ThefFruity cargo-cult Apple has decided that augmented virtual reality is not going to be super, cool, and game-changing, and it has given up on the project.

DigiTimes reported the Apple team working on the AR/VR project has been temporarily disbanded and "reassigned to other product lines".

"Supply chain-related companies said that Apple is adjusting R&D resources, and the development team for AR/VR headsets has been disbanded and transferred to other product lines", claimed the report.

The discontinuation of the AR project happened after Microsoft HoloLens co-creator Avi Bar-Zeev left as Apple's AR headset development team in January.

The move is a huge surprise, given that it is the sort of technology that everyone believed that Apple should have been doing. It had the potential to be hugely expensive and links to the locked in content that Apple normally loves to make money from.

Apple CEO Tim Cook has always been enthusiastic about AR.

"AR and ML will be key to delivering the right information to the right person at the right time", Cook said recently.

Apple's launch of ARkit for iOS developers was seen as a step for the company to enter the AR.
☆ ☆ ☆ ☆ ☆ ☆ ☆
- EXERCISE REQUIREMENTS -
**A)** Return the part of the article on Apple's AR headset project that begins at "The discontinuation of" and stops after "make money from.", copied word for word.
**B)** Carry the article on Apple's AR headset project forward from its last sentence.

- EXCERPTED RECORDS -
☆ ☆ ☆ ☆ ☆ ☆ ☆
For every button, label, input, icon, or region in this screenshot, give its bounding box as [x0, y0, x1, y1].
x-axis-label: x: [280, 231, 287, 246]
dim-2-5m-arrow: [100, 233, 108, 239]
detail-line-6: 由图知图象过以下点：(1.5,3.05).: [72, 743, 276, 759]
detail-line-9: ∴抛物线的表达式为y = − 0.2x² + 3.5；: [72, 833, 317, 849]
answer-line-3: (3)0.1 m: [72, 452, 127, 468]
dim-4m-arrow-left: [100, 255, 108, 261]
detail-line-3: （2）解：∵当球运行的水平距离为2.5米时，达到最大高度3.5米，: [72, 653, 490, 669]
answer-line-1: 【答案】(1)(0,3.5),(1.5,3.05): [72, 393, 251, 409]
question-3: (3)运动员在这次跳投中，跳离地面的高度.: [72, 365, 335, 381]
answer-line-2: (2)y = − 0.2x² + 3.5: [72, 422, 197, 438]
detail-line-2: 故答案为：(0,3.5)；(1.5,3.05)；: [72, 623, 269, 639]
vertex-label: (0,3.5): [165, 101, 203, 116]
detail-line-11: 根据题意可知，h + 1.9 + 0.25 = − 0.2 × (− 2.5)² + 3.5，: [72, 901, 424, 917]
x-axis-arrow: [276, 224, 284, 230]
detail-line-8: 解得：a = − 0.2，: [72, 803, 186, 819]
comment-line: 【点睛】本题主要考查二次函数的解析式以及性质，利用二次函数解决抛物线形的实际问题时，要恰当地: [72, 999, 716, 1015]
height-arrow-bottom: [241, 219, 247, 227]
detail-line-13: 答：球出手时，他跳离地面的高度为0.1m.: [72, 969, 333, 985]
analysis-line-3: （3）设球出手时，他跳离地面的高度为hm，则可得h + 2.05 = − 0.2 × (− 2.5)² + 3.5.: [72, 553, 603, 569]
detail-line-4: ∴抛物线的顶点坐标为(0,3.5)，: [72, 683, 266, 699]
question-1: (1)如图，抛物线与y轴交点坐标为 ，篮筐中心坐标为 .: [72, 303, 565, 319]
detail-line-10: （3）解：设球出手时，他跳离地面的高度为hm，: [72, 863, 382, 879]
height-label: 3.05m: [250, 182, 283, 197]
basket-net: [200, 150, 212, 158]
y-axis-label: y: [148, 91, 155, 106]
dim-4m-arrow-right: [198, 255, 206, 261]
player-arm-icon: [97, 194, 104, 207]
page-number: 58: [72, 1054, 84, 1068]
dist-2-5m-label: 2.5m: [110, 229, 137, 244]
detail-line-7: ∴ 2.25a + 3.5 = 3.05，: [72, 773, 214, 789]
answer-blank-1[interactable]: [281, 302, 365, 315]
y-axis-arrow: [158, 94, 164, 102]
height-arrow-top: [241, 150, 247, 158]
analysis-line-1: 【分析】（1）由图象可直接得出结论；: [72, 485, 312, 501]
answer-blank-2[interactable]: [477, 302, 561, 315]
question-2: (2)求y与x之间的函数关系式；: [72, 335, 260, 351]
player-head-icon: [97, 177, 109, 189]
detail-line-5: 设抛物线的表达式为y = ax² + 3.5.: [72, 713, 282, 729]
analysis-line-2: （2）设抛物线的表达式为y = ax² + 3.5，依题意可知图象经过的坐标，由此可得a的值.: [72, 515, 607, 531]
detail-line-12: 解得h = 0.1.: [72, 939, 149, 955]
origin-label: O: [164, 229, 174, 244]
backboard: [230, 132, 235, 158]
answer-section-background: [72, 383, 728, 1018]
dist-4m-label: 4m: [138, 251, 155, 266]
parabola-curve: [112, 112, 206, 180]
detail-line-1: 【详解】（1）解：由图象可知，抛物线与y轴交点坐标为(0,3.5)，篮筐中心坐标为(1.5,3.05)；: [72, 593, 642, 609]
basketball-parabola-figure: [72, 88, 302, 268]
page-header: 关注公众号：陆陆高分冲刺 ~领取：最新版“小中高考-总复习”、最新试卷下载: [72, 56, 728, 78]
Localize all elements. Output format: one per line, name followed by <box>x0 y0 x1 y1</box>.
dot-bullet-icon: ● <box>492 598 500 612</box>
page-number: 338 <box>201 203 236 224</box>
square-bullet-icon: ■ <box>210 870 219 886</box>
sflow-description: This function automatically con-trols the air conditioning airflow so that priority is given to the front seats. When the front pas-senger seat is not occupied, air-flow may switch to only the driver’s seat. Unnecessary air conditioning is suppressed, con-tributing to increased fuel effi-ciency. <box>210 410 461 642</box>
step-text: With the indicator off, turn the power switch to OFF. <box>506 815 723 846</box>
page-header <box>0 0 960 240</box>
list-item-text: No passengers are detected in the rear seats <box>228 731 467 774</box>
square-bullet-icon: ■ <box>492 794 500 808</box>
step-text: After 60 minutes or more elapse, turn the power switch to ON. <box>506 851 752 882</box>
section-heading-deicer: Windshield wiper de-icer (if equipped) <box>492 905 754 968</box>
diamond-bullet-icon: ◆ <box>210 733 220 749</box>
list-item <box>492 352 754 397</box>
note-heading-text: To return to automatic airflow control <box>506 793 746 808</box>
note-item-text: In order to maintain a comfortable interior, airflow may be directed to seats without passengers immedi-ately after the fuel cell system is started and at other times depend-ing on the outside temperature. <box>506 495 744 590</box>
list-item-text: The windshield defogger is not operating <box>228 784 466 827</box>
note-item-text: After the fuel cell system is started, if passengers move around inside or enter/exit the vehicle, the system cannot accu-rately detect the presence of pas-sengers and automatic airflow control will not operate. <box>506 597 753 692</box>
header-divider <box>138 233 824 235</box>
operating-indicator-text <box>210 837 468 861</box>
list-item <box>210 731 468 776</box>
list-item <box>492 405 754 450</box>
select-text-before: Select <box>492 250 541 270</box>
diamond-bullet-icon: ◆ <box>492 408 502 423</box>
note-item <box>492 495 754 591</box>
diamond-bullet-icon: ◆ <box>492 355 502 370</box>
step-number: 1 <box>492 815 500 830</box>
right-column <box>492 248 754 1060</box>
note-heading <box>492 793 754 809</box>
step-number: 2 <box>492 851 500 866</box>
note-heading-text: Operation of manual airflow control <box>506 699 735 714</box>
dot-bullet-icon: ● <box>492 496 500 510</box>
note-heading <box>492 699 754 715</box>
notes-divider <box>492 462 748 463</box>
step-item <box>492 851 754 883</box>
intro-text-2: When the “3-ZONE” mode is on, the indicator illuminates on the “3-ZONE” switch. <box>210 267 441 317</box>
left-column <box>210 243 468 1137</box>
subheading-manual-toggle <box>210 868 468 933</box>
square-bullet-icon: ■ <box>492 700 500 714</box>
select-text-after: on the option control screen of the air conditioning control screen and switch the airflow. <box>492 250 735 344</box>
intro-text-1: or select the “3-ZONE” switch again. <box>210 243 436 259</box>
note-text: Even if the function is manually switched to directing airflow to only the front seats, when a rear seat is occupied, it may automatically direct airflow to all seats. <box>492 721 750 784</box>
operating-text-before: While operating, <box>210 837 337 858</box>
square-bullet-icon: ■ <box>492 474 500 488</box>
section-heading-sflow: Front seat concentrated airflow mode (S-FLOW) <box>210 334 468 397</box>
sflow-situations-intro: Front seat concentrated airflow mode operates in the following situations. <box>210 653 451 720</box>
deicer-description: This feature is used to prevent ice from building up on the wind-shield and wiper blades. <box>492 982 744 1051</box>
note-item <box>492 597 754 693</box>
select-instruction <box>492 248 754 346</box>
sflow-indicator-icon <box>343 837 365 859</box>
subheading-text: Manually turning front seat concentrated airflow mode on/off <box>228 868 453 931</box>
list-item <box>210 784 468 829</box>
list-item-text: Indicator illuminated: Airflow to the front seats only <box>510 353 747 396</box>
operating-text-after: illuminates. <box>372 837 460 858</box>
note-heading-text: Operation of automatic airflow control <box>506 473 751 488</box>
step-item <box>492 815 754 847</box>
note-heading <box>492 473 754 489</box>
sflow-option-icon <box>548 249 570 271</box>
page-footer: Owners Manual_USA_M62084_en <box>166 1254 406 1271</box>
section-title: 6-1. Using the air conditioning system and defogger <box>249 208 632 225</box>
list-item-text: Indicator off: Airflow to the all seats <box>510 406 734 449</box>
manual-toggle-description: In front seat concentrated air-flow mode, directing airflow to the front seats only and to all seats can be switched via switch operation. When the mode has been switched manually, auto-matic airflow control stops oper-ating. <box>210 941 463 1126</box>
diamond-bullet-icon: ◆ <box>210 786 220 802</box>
☆ ☆ ☆ ☆ ☆ ☆ ☆
- ANSWERS TO THE EXERCISES -
**A)**
The discontinuation of the AR project happened after Microsoft HoloLens co-creator Avi Bar-Zeev left as Apple's AR headset development team in January.

The move is a huge surprise, given that it is the sort of technology that everyone believed that Apple should have been doing. It had the potential to be hugely expensive and links to the locked in content that Apple normally loves to make money from.

**B)**
"ARKit can now recognise and place virtual objects on vertical surfaces. Using advanced computer vision techniques to find and recognise the position of 2D images ARKit can integrate these real-world images into AR experiences", the Cupertino-based giant said.

So what went wrong? Various ideas spring to mind.  The ARKit being software was not as reliable as Apple needed. Apple noticed that other VR and AR technology was not making the sort of huge amounts of cash.  It is also possible it thought that the technology was not there yet, which is possibly fair enough. People expect a lot from AR and VR, and it cannot quite deliver.

The other issue is that it is already expensive before you multiply the price by three to cover the cost of installing the Apple logo. Apple probably could not see the margins being big enough.